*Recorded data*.
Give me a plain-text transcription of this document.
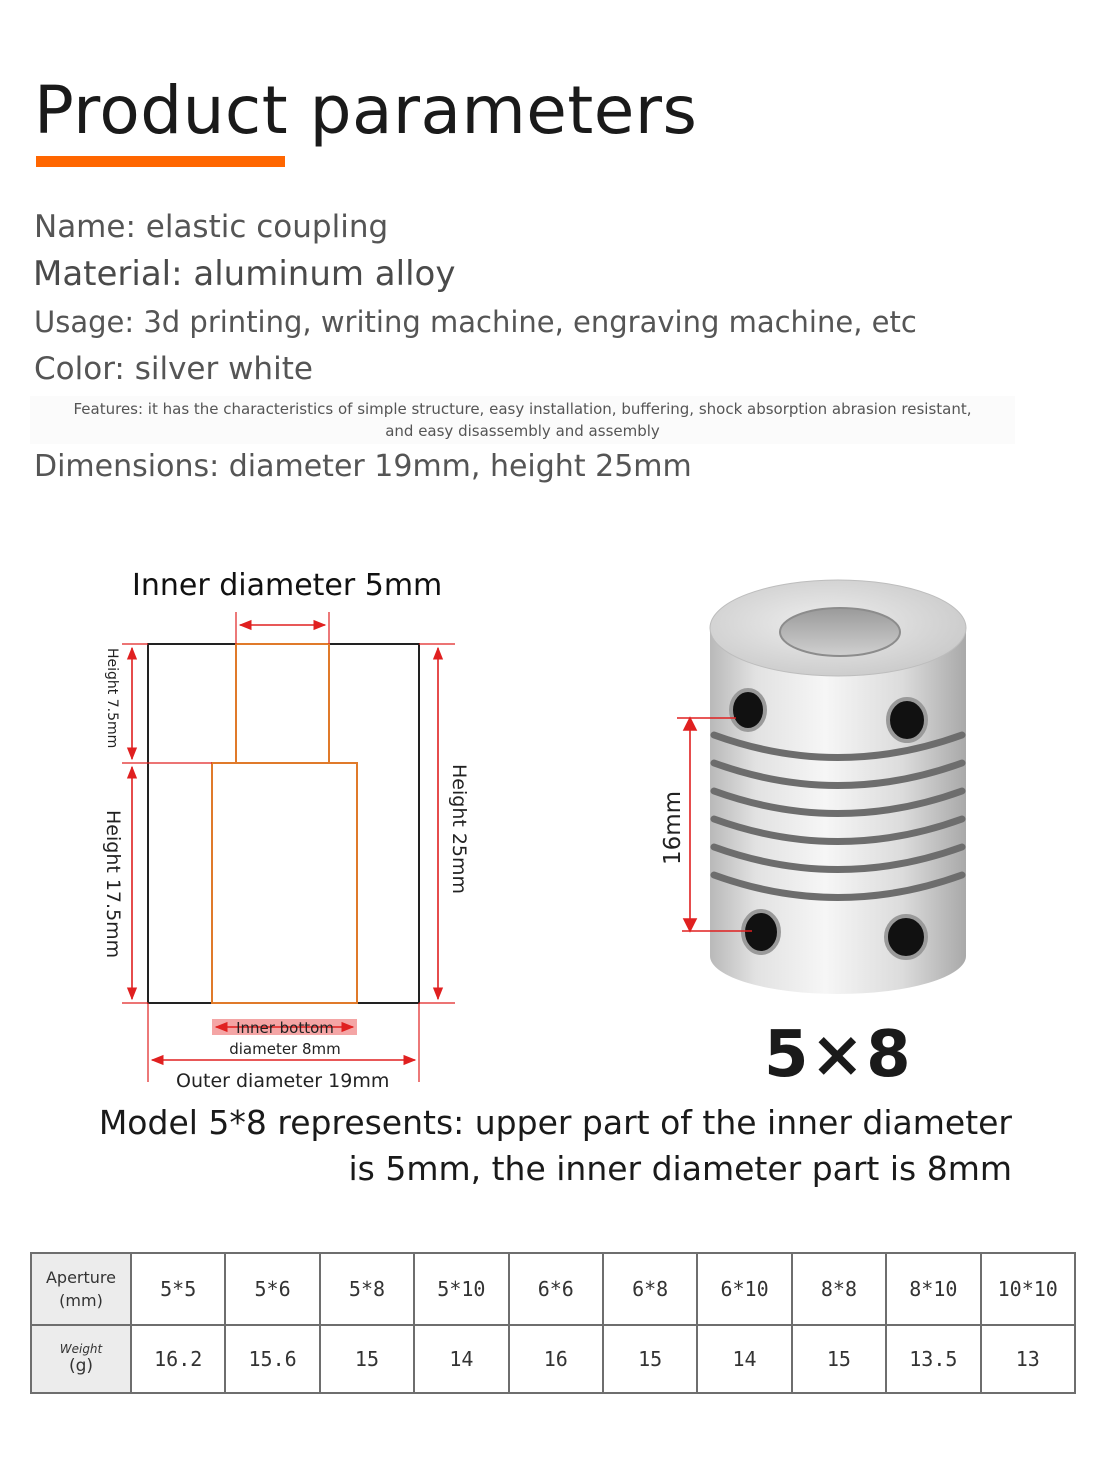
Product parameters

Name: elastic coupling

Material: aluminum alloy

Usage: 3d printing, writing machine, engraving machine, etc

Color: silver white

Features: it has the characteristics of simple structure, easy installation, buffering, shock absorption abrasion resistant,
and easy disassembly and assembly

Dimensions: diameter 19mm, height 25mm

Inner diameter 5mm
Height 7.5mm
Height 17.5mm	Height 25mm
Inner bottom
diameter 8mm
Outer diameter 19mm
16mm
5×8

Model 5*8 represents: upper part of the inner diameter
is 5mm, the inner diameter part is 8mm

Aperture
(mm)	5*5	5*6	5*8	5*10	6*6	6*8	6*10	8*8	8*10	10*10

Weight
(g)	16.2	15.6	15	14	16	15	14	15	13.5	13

*Instructions to follow*.
Without including the pictures, reproduce all entries exactly.

*Complete response*.
Give me a plain-text transcription of this document.
Product parameters

Name: elastic coupling

Material: aluminum alloy

Usage: 3d printing, writing machine, engraving machine, etc

Color: silver white

Features: it has the characteristics of simple structure, easy installation, buffering, shock absorption abrasion resistant,
and easy disassembly and assembly

Dimensions: diameter 19mm, height 25mm

Inner diameter 5mm
Height 7.5mm
Height 17.5mm	Height 25mm
Inner bottom
diameter 8mm
Outer diameter 19mm
16mm
5×8

Model 5*8 represents: upper part of the inner diameter
is 5mm, the inner diameter part is 8mm

Aperture
(mm)	5*5	5*6	5*8	5*10	6*6	6*8	6*10	8*8	8*10	10*10

Weight
(g)	16.2	15.6	15	14	16	15	14	15	13.5	13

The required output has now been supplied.